**TASK REQUIREMENTS**:
Write out all the entries word for word and omit any pictures.

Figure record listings
════════════════════

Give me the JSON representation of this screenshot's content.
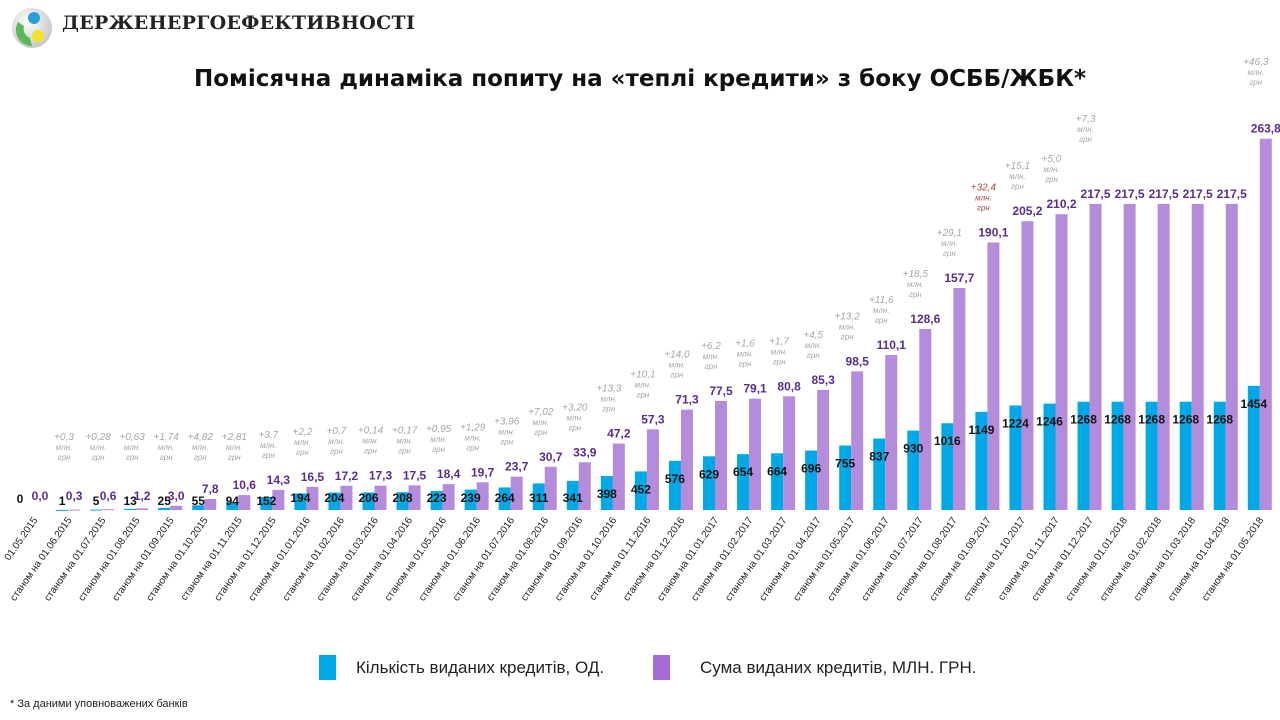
{
  "header": {
    "brand": "ДЕРЖЕНЕРГОЕФЕКТИВНОСТІ",
    "logo_icon": "globe-logo-icon"
  },
  "chart_data": {
    "type": "bar",
    "title": "Помісячна динаміка попиту на «теплі кредити» з боку ОСББ/ЖБК*",
    "xlabel": "",
    "ylabel": "",
    "grid": false,
    "legend_position": "bottom",
    "categories": [
      "01.05.2015",
      "станом на 01.06.2015",
      "станом на 01.07.2015",
      "станом на 01.08.2015",
      "станом на 01.09.2015",
      "станом на 01.10.2015",
      "станом на 01.11.2015",
      "станом на 01.12.2015",
      "станом на 01.01.2016",
      "станом на 01.02.2016",
      "станом на 01.03.2016",
      "станом на 01.04.2016",
      "станом на 01.05.2016",
      "станом на 01.06.2016",
      "станом на 01.07.2016",
      "станом на 01.08.2016",
      "станом на 01.09.2016",
      "станом на 01.10.2016",
      "станом на 01.11.2016",
      "станом на 01.12.2016",
      "станом на 01.01.2017",
      "станом на 01.02.2017",
      "станом на 01.03.2017",
      "станом на 01.04.2017",
      "станом на 01.05.2017",
      "станом на 01.06.2017",
      "станом на 01.07.2017",
      "станом на 01.08.2017",
      "станом на 01.09.2017",
      "станом на 01.10.2017",
      "станом на 01.11.2017",
      "станом на 01.12.2017",
      "станом на 01.01.2018",
      "станом на 01.02.2018",
      "станом на 01.03.2018",
      "станом на 01.04.2018",
      "станом на 01.05.2018"
    ],
    "series": [
      {
        "name": "Кількість виданих кредитів, ОД.",
        "color": "#00a9e6",
        "values": [
          0,
          1,
          5,
          13,
          25,
          55,
          94,
          152,
          194,
          204,
          206,
          208,
          223,
          239,
          264,
          311,
          341,
          398,
          452,
          576,
          629,
          654,
          664,
          696,
          755,
          837,
          930,
          1016,
          1149,
          1224,
          1246,
          1268,
          1268,
          1268,
          1268,
          1268,
          1454
        ],
        "labels": [
          "0",
          "1",
          "5",
          "13",
          "25",
          "55",
          "94",
          "152",
          "194",
          "204",
          "206",
          "208",
          "223",
          "239",
          "264",
          "311",
          "341",
          "398",
          "452",
          "576",
          "629",
          "654",
          "664",
          "696",
          "755",
          "837",
          "930",
          "1016",
          "1149",
          "1224",
          "1246",
          "1268",
          "1268",
          "1268",
          "1268",
          "1268",
          "1454"
        ]
      },
      {
        "name": "Сума виданих кредитів, МЛН. ГРН.",
        "color": "#b58bdc",
        "values": [
          0.0,
          0.3,
          0.6,
          1.2,
          3.0,
          7.8,
          10.6,
          14.3,
          16.5,
          17.2,
          17.3,
          17.5,
          18.4,
          19.7,
          23.7,
          30.7,
          33.9,
          47.2,
          57.3,
          71.3,
          77.5,
          79.1,
          80.8,
          85.3,
          98.5,
          110.1,
          128.6,
          157.7,
          190.1,
          205.2,
          210.2,
          217.5,
          217.5,
          217.5,
          217.5,
          217.5,
          263.8
        ],
        "labels": [
          "0,0",
          "0,3",
          "0,6",
          "1,2",
          "3,0",
          "7,8",
          "10,6",
          "14,3",
          "16,5",
          "17,2",
          "17,3",
          "17,5",
          "18,4",
          "19,7",
          "23,7",
          "30,7",
          "33,9",
          "47,2",
          "57,3",
          "71,3",
          "77,5",
          "79,1",
          "80,8",
          "85,3",
          "98,5",
          "110,1",
          "128,6",
          "157,7",
          "190,1",
          "205,2",
          "210,2",
          "217,5",
          "217,5",
          "217,5",
          "217,5",
          "217,5",
          "263,8"
        ]
      }
    ],
    "increments": [
      {
        "index": 1,
        "text": "+0,3"
      },
      {
        "index": 2,
        "text": "+0,28"
      },
      {
        "index": 3,
        "text": "+0,63"
      },
      {
        "index": 4,
        "text": "+1,74"
      },
      {
        "index": 5,
        "text": "+4,82"
      },
      {
        "index": 6,
        "text": "+2,81"
      },
      {
        "index": 7,
        "text": "+3,7"
      },
      {
        "index": 8,
        "text": "+2,2"
      },
      {
        "index": 9,
        "text": "+0,7"
      },
      {
        "index": 10,
        "text": "+0,14"
      },
      {
        "index": 11,
        "text": "+0,17"
      },
      {
        "index": 12,
        "text": "+0,95"
      },
      {
        "index": 13,
        "text": "+1,29"
      },
      {
        "index": 14,
        "text": "+3,96"
      },
      {
        "index": 15,
        "text": "+7,02"
      },
      {
        "index": 16,
        "text": "+3,20"
      },
      {
        "index": 17,
        "text": "+13,3"
      },
      {
        "index": 18,
        "text": "+10,1"
      },
      {
        "index": 19,
        "text": "+14,0"
      },
      {
        "index": 20,
        "text": "+6,2"
      },
      {
        "index": 21,
        "text": "+1,6"
      },
      {
        "index": 22,
        "text": "+1,7"
      },
      {
        "index": 23,
        "text": "+4,5"
      },
      {
        "index": 24,
        "text": "+13,2"
      },
      {
        "index": 25,
        "text": "+11,6"
      },
      {
        "index": 26,
        "text": "+18,5"
      },
      {
        "index": 27,
        "text": "+29,1"
      },
      {
        "index": 28,
        "text": "+32,4",
        "highlight": true
      },
      {
        "index": 29,
        "text": "+15,1"
      },
      {
        "index": 30,
        "text": "+5,0"
      },
      {
        "index": 31,
        "text": "+7,3"
      },
      {
        "index": 36,
        "text": "+46,3"
      }
    ],
    "increment_unit_lines": [
      "млн.",
      "грн"
    ],
    "increment_color": "#a6a6a6",
    "increment_highlight_color": "#a0504a",
    "value_label_color_amount": "#5b2c8c",
    "value_label_color_count": "#111111",
    "ylim_count": [
      0,
      4450
    ],
    "ylim_amount": [
      0,
      270
    ]
  },
  "legend": {
    "items": [
      {
        "label": "Кількість виданих кредитів, ОД.",
        "color": "#00a9e6"
      },
      {
        "label": "Сума виданих кредитів, МЛН. ГРН.",
        "color": "#a66ad4"
      }
    ]
  },
  "footnote": "* За даними уповноважених банків"
}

════════════════════

**ANSWER TO THE EXERCISE**:
Give me the JSON representation of this screenshot's content.
{
  "header": {
    "brand": "ДЕРЖЕНЕРГОЕФЕКТИВНОСТІ",
    "logo_icon": "globe-logo-icon"
  },
  "chart_data": {
    "type": "bar",
    "title": "Помісячна динаміка попиту на «теплі кредити» з боку ОСББ/ЖБК*",
    "xlabel": "",
    "ylabel": "",
    "grid": false,
    "legend_position": "bottom",
    "categories": [
      "01.05.2015",
      "станом на 01.06.2015",
      "станом на 01.07.2015",
      "станом на 01.08.2015",
      "станом на 01.09.2015",
      "станом на 01.10.2015",
      "станом на 01.11.2015",
      "станом на 01.12.2015",
      "станом на 01.01.2016",
      "станом на 01.02.2016",
      "станом на 01.03.2016",
      "станом на 01.04.2016",
      "станом на 01.05.2016",
      "станом на 01.06.2016",
      "станом на 01.07.2016",
      "станом на 01.08.2016",
      "станом на 01.09.2016",
      "станом на 01.10.2016",
      "станом на 01.11.2016",
      "станом на 01.12.2016",
      "станом на 01.01.2017",
      "станом на 01.02.2017",
      "станом на 01.03.2017",
      "станом на 01.04.2017",
      "станом на 01.05.2017",
      "станом на 01.06.2017",
      "станом на 01.07.2017",
      "станом на 01.08.2017",
      "станом на 01.09.2017",
      "станом на 01.10.2017",
      "станом на 01.11.2017",
      "станом на 01.12.2017",
      "станом на 01.01.2018",
      "станом на 01.02.2018",
      "станом на 01.03.2018",
      "станом на 01.04.2018",
      "станом на 01.05.2018"
    ],
    "series": [
      {
        "name": "Кількість виданих кредитів, ОД.",
        "color": "#00a9e6",
        "values": [
          0,
          1,
          5,
          13,
          25,
          55,
          94,
          152,
          194,
          204,
          206,
          208,
          223,
          239,
          264,
          311,
          341,
          398,
          452,
          576,
          629,
          654,
          664,
          696,
          755,
          837,
          930,
          1016,
          1149,
          1224,
          1246,
          1268,
          1268,
          1268,
          1268,
          1268,
          1454
        ],
        "labels": [
          "0",
          "1",
          "5",
          "13",
          "25",
          "55",
          "94",
          "152",
          "194",
          "204",
          "206",
          "208",
          "223",
          "239",
          "264",
          "311",
          "341",
          "398",
          "452",
          "576",
          "629",
          "654",
          "664",
          "696",
          "755",
          "837",
          "930",
          "1016",
          "1149",
          "1224",
          "1246",
          "1268",
          "1268",
          "1268",
          "1268",
          "1268",
          "1454"
        ]
      },
      {
        "name": "Сума виданих кредитів, МЛН. ГРН.",
        "color": "#b58bdc",
        "values": [
          0.0,
          0.3,
          0.6,
          1.2,
          3.0,
          7.8,
          10.6,
          14.3,
          16.5,
          17.2,
          17.3,
          17.5,
          18.4,
          19.7,
          23.7,
          30.7,
          33.9,
          47.2,
          57.3,
          71.3,
          77.5,
          79.1,
          80.8,
          85.3,
          98.5,
          110.1,
          128.6,
          157.7,
          190.1,
          205.2,
          210.2,
          217.5,
          217.5,
          217.5,
          217.5,
          217.5,
          263.8
        ],
        "labels": [
          "0,0",
          "0,3",
          "0,6",
          "1,2",
          "3,0",
          "7,8",
          "10,6",
          "14,3",
          "16,5",
          "17,2",
          "17,3",
          "17,5",
          "18,4",
          "19,7",
          "23,7",
          "30,7",
          "33,9",
          "47,2",
          "57,3",
          "71,3",
          "77,5",
          "79,1",
          "80,8",
          "85,3",
          "98,5",
          "110,1",
          "128,6",
          "157,7",
          "190,1",
          "205,2",
          "210,2",
          "217,5",
          "217,5",
          "217,5",
          "217,5",
          "217,5",
          "263,8"
        ]
      }
    ],
    "increments": [
      {
        "index": 1,
        "text": "+0,3"
      },
      {
        "index": 2,
        "text": "+0,28"
      },
      {
        "index": 3,
        "text": "+0,63"
      },
      {
        "index": 4,
        "text": "+1,74"
      },
      {
        "index": 5,
        "text": "+4,82"
      },
      {
        "index": 6,
        "text": "+2,81"
      },
      {
        "index": 7,
        "text": "+3,7"
      },
      {
        "index": 8,
        "text": "+2,2"
      },
      {
        "index": 9,
        "text": "+0,7"
      },
      {
        "index": 10,
        "text": "+0,14"
      },
      {
        "index": 11,
        "text": "+0,17"
      },
      {
        "index": 12,
        "text": "+0,95"
      },
      {
        "index": 13,
        "text": "+1,29"
      },
      {
        "index": 14,
        "text": "+3,96"
      },
      {
        "index": 15,
        "text": "+7,02"
      },
      {
        "index": 16,
        "text": "+3,20"
      },
      {
        "index": 17,
        "text": "+13,3"
      },
      {
        "index": 18,
        "text": "+10,1"
      },
      {
        "index": 19,
        "text": "+14,0"
      },
      {
        "index": 20,
        "text": "+6,2"
      },
      {
        "index": 21,
        "text": "+1,6"
      },
      {
        "index": 22,
        "text": "+1,7"
      },
      {
        "index": 23,
        "text": "+4,5"
      },
      {
        "index": 24,
        "text": "+13,2"
      },
      {
        "index": 25,
        "text": "+11,6"
      },
      {
        "index": 26,
        "text": "+18,5"
      },
      {
        "index": 27,
        "text": "+29,1"
      },
      {
        "index": 28,
        "text": "+32,4",
        "highlight": true
      },
      {
        "index": 29,
        "text": "+15,1"
      },
      {
        "index": 30,
        "text": "+5,0"
      },
      {
        "index": 31,
        "text": "+7,3"
      },
      {
        "index": 36,
        "text": "+46,3"
      }
    ],
    "increment_unit_lines": [
      "млн.",
      "грн"
    ],
    "increment_color": "#a6a6a6",
    "increment_highlight_color": "#a0504a",
    "value_label_color_amount": "#5b2c8c",
    "value_label_color_count": "#111111",
    "ylim_count": [
      0,
      4450
    ],
    "ylim_amount": [
      0,
      270
    ]
  },
  "legend": {
    "items": [
      {
        "label": "Кількість виданих кредитів, ОД.",
        "color": "#00a9e6"
      },
      {
        "label": "Сума виданих кредитів, МЛН. ГРН.",
        "color": "#a66ad4"
      }
    ]
  },
  "footnote": "* За даними уповноважених банків"
}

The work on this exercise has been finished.